# [Dataset excerpt]
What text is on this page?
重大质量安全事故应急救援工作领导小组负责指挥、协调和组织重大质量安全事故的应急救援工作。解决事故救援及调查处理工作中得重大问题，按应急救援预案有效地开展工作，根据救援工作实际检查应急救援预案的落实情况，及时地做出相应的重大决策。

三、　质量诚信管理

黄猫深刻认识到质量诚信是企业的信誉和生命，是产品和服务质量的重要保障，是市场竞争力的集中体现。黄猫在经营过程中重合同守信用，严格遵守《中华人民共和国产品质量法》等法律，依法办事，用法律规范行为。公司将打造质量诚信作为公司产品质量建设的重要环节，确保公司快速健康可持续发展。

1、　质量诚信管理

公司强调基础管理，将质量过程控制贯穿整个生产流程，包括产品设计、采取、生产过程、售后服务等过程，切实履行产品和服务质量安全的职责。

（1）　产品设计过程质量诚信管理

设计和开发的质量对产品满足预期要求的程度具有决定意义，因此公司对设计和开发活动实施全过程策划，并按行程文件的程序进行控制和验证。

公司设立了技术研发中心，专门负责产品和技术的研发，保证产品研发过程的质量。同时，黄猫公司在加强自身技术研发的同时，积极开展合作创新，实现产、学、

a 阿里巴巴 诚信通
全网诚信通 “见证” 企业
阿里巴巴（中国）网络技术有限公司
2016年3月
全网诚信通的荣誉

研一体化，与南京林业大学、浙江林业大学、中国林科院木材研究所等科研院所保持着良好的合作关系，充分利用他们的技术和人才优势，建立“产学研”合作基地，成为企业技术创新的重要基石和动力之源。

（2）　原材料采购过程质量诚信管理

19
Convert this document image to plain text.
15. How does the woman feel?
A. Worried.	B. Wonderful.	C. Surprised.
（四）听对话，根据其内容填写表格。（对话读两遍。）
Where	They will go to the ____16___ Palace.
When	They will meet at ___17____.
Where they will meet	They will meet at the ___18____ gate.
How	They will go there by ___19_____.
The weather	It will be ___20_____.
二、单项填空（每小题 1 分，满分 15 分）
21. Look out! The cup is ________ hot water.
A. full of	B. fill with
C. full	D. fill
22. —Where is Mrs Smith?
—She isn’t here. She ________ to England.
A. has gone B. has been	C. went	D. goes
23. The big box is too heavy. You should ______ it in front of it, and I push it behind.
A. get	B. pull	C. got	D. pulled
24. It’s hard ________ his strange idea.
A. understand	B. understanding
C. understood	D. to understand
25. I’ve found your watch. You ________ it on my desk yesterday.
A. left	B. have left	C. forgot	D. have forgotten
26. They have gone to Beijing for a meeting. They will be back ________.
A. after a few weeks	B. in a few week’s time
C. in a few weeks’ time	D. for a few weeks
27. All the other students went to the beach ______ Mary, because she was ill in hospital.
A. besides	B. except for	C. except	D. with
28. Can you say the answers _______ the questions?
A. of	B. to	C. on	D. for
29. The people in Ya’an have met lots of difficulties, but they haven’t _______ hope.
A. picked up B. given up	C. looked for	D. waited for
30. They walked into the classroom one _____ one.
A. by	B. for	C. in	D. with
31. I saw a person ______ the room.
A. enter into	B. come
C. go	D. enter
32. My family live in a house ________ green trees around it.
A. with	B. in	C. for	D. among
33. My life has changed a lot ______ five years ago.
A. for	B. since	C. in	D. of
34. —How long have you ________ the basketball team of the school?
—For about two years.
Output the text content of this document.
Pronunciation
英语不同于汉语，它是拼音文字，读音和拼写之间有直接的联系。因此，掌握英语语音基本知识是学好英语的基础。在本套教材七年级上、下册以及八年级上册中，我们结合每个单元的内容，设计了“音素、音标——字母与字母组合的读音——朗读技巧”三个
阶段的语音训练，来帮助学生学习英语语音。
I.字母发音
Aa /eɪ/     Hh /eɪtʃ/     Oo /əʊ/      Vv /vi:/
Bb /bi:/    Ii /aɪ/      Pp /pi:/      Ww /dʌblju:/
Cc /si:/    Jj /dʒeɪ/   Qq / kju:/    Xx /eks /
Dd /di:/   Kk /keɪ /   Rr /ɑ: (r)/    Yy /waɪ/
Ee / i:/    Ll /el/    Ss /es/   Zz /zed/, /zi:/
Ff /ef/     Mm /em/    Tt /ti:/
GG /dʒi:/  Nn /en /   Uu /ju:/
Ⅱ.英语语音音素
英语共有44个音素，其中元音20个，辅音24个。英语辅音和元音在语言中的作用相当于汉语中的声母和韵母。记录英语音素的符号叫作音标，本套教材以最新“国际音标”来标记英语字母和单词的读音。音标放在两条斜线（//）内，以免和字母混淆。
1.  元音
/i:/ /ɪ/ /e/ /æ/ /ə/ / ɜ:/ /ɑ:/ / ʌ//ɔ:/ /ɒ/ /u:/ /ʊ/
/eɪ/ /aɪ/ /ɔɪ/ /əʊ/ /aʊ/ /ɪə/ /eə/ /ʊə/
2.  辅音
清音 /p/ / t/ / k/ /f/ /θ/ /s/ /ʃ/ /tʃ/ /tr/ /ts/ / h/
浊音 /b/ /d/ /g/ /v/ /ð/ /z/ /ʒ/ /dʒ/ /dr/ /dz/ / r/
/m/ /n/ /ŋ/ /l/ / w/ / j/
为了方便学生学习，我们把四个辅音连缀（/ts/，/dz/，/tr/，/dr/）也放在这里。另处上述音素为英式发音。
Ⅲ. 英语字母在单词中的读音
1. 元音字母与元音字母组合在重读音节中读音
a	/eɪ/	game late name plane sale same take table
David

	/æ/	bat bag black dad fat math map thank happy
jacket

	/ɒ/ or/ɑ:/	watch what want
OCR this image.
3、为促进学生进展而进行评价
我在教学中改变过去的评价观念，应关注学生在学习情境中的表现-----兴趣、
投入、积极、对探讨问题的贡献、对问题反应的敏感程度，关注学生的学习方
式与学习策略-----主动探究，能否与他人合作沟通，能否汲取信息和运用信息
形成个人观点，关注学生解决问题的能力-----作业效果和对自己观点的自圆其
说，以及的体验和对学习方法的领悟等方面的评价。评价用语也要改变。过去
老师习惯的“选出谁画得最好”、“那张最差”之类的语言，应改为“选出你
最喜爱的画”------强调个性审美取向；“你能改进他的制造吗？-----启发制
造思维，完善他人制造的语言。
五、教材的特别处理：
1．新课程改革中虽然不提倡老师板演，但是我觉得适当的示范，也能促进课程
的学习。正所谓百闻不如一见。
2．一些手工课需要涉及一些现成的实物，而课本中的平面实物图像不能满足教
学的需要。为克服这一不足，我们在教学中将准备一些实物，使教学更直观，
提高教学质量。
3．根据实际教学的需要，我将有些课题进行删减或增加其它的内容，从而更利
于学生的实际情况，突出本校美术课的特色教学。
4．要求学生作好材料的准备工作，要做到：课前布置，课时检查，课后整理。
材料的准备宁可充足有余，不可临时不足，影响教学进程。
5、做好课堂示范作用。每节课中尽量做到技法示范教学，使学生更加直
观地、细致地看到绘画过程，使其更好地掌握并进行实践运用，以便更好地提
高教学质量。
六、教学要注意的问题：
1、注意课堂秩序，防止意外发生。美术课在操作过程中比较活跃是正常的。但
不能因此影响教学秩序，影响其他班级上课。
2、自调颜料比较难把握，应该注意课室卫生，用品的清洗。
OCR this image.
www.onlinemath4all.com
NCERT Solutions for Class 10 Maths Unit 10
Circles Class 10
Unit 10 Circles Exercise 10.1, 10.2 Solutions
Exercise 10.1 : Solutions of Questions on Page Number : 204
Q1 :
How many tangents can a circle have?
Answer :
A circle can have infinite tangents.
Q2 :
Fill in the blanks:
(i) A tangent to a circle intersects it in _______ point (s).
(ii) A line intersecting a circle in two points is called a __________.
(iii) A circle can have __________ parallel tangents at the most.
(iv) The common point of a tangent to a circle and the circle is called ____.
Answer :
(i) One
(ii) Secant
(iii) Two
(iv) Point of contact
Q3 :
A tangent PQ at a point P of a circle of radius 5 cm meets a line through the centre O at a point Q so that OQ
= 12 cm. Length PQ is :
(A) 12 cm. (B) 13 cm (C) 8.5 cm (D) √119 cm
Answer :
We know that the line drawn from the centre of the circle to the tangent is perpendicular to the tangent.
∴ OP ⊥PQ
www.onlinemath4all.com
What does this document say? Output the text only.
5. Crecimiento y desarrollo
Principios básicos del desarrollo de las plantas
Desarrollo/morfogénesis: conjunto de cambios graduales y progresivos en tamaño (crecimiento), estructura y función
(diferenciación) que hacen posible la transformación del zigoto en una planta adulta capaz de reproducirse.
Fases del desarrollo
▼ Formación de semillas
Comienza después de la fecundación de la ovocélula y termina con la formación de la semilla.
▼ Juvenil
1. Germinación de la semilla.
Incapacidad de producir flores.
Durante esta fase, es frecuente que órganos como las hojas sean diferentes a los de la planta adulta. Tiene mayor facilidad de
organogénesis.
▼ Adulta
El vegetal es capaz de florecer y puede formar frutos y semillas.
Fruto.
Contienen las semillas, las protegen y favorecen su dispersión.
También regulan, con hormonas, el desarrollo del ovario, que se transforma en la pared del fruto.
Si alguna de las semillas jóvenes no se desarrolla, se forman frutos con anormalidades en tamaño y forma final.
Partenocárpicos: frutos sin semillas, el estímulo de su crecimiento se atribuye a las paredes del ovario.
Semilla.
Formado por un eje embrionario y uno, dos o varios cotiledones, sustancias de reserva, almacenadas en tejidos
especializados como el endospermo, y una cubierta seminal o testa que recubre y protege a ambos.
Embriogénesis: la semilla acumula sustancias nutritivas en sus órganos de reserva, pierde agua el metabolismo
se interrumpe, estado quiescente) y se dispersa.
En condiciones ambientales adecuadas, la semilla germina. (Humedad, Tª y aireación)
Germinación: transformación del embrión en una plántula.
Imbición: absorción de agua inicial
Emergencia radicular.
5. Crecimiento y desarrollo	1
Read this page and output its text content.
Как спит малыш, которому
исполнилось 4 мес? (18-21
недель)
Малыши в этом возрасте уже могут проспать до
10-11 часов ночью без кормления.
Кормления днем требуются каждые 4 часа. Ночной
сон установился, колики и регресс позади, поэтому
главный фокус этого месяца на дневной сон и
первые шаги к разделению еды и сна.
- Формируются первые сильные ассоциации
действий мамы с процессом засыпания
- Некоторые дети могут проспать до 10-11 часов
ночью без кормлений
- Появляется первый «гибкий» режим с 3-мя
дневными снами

# [TASK DESCRIPTION]
Return each line in the records that holds the string "часов".

# [EXERCISE RESULT]
10-11 часов ночью без кормления.
- Некоторые дети могут проспать до 10-11 часов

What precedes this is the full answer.